__Exercise goal__. Note each line that includes the word "Software". Copy those lines.

Extracted data entries
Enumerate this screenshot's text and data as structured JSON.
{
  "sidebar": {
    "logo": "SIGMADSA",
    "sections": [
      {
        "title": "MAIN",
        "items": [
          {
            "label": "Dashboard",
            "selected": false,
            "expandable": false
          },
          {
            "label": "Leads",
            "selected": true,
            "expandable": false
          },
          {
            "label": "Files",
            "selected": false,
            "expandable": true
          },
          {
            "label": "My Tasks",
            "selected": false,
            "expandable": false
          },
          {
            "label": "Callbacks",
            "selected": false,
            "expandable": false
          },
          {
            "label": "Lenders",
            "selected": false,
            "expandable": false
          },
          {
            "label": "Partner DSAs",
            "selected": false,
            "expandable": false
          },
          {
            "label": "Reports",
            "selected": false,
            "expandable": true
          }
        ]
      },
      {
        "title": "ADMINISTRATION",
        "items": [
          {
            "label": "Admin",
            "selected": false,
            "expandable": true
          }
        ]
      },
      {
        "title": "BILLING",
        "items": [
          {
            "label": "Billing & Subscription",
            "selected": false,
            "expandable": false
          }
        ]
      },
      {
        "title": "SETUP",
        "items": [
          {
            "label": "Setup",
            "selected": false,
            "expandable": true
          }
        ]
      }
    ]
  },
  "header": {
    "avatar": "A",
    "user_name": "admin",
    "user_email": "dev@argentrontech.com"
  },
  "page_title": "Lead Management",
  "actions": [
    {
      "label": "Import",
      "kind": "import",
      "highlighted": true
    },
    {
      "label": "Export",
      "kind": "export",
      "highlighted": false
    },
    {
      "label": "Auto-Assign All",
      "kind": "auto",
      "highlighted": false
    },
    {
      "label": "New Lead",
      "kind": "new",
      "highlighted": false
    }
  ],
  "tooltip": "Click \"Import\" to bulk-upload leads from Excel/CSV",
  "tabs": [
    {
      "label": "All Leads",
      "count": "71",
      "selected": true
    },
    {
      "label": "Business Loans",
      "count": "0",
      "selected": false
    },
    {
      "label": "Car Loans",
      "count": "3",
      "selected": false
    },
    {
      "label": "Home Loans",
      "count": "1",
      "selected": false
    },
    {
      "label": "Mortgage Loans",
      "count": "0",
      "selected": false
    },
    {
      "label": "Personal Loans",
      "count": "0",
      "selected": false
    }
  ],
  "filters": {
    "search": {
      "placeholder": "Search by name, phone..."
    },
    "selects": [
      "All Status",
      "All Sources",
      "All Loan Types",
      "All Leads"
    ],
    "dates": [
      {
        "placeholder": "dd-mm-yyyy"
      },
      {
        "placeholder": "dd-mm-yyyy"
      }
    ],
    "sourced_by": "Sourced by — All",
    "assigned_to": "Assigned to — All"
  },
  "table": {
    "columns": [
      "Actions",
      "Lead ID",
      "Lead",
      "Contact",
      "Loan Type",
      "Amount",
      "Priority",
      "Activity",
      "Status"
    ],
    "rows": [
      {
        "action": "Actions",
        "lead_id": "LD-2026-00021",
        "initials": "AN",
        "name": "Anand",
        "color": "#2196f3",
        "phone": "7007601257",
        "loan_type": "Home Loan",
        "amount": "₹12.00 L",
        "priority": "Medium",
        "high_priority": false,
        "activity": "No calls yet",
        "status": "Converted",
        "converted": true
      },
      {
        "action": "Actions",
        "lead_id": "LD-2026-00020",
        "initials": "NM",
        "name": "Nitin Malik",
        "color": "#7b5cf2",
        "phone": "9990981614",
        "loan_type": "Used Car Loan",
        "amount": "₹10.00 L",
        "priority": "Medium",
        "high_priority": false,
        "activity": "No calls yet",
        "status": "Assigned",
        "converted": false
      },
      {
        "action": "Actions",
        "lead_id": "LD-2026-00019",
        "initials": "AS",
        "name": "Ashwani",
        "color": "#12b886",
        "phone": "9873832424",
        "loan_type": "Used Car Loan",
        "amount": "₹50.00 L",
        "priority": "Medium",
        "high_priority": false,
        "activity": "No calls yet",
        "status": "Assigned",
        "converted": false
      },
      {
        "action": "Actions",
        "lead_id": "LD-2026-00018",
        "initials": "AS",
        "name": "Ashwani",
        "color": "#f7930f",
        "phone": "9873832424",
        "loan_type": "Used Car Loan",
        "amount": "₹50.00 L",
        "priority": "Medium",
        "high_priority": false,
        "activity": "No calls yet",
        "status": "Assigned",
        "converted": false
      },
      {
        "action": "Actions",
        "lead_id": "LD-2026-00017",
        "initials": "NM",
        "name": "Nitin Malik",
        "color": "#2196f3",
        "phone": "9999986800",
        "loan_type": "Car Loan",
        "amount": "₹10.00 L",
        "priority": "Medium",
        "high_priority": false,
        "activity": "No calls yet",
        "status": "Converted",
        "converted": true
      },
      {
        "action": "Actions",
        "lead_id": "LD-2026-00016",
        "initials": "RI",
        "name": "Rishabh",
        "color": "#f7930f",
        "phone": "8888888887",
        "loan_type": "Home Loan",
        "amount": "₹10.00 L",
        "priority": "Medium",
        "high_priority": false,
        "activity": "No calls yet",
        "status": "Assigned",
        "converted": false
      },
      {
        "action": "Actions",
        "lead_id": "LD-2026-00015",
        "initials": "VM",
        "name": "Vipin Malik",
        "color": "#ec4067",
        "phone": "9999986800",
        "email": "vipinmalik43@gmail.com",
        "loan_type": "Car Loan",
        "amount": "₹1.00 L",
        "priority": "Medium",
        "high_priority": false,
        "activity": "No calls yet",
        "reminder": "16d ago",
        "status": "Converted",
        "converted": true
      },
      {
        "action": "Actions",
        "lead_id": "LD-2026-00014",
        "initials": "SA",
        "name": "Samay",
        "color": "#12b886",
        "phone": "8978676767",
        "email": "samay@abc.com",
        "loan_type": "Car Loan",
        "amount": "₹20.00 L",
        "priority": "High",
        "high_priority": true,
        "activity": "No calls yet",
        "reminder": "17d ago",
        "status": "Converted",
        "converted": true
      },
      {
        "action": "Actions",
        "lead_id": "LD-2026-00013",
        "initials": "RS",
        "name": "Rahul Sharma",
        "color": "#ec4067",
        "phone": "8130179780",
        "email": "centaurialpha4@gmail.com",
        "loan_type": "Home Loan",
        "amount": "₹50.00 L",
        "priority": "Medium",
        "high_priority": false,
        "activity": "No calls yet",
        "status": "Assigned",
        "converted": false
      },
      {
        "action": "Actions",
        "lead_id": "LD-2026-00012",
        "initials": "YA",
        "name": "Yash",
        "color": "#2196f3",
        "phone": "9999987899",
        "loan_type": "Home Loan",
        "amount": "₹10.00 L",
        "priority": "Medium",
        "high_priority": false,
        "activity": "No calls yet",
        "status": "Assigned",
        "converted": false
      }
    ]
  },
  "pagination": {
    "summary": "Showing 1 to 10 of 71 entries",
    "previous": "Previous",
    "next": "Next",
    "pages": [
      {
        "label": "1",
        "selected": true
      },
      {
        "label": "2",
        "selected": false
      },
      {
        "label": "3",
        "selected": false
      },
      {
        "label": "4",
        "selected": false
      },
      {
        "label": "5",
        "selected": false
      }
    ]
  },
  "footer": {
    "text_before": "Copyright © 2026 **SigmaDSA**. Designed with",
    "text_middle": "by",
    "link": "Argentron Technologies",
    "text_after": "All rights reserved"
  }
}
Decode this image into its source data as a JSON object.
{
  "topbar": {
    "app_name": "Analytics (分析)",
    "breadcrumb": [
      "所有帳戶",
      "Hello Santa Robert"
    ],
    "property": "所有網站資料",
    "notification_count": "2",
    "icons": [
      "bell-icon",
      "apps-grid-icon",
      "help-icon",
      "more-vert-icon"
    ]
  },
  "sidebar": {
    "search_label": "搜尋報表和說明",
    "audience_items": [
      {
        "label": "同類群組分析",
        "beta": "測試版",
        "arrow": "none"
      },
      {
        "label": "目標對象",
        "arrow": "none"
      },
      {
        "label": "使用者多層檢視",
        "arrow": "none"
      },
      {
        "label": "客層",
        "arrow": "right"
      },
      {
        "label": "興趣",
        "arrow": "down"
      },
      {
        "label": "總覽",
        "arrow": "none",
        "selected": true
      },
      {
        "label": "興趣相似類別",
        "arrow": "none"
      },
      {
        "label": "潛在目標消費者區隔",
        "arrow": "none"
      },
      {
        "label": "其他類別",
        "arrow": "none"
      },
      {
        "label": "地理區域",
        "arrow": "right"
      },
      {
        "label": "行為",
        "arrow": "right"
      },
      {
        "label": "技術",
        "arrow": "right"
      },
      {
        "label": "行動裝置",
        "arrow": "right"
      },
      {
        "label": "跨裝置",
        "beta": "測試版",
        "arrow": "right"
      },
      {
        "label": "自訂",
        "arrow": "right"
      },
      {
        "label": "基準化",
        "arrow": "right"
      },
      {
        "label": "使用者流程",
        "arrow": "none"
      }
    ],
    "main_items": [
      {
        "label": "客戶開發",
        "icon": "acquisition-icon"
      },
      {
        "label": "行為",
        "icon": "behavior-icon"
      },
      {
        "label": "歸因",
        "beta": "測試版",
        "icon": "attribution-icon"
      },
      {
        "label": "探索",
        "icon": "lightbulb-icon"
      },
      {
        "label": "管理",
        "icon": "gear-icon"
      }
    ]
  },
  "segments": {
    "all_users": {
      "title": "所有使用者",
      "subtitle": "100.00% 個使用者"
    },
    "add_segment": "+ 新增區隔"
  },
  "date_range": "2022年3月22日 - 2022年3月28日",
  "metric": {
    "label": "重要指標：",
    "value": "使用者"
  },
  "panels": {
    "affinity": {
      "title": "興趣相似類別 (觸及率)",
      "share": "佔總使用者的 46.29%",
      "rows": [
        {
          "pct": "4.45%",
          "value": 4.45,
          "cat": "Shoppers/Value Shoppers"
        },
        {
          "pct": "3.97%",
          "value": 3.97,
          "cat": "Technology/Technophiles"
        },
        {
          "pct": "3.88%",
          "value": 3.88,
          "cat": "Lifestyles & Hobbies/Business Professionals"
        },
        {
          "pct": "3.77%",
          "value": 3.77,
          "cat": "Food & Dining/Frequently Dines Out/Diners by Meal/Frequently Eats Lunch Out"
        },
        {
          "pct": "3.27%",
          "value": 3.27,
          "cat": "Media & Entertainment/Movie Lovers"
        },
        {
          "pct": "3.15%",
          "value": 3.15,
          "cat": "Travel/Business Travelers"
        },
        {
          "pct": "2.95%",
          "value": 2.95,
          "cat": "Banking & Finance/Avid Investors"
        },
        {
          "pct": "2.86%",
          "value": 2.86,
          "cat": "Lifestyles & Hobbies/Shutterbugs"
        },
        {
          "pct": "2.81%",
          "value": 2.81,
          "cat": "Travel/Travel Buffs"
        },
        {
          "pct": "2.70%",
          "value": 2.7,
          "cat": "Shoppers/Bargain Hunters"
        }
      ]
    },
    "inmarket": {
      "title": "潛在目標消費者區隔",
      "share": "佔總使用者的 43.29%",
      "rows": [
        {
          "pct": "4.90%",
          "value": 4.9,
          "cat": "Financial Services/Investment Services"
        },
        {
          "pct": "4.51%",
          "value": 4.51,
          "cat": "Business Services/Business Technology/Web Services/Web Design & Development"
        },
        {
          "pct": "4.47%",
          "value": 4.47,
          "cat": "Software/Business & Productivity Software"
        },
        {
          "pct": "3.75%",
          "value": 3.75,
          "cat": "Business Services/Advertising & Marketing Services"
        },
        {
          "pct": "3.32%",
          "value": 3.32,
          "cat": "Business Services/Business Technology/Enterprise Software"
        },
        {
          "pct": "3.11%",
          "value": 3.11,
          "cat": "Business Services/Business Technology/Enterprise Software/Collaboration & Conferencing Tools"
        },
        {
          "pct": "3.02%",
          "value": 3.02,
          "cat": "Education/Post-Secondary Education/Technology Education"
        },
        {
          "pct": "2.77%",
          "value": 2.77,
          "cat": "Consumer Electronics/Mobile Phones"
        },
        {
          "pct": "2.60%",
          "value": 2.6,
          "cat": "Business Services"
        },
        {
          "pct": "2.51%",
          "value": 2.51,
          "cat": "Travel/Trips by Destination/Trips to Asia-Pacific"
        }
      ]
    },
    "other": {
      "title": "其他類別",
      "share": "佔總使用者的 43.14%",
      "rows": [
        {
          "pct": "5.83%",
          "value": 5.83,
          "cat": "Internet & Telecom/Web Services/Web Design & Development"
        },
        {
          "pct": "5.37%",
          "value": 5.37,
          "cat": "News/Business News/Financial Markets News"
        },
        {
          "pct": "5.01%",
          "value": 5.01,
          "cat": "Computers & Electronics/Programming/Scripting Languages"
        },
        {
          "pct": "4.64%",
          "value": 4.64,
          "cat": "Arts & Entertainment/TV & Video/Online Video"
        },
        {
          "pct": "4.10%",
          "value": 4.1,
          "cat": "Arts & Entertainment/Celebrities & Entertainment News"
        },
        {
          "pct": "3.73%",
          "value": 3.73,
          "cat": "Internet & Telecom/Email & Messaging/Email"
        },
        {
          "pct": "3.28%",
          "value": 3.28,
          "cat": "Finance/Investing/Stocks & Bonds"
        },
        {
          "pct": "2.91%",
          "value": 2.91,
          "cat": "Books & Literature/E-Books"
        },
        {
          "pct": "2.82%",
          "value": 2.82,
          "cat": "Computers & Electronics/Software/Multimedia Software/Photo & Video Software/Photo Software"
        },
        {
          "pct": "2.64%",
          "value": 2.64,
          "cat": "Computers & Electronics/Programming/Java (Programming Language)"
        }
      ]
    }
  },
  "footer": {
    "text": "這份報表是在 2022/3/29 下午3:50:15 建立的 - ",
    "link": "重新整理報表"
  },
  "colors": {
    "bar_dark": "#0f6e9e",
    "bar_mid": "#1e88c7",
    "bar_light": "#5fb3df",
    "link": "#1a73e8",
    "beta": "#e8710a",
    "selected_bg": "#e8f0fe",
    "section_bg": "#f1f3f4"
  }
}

__Final result__.
          "cat": "Software/Business & Productivity Software"
          "cat": "Business Services/Business Technology/Enterprise Software"
          "cat": "Business Services/Business Technology/Enterprise Software/Collaboration & Conferencing Tools"
          "cat": "Computers & Electronics/Software/Multimedia Software/Photo & Video Software/Photo Software"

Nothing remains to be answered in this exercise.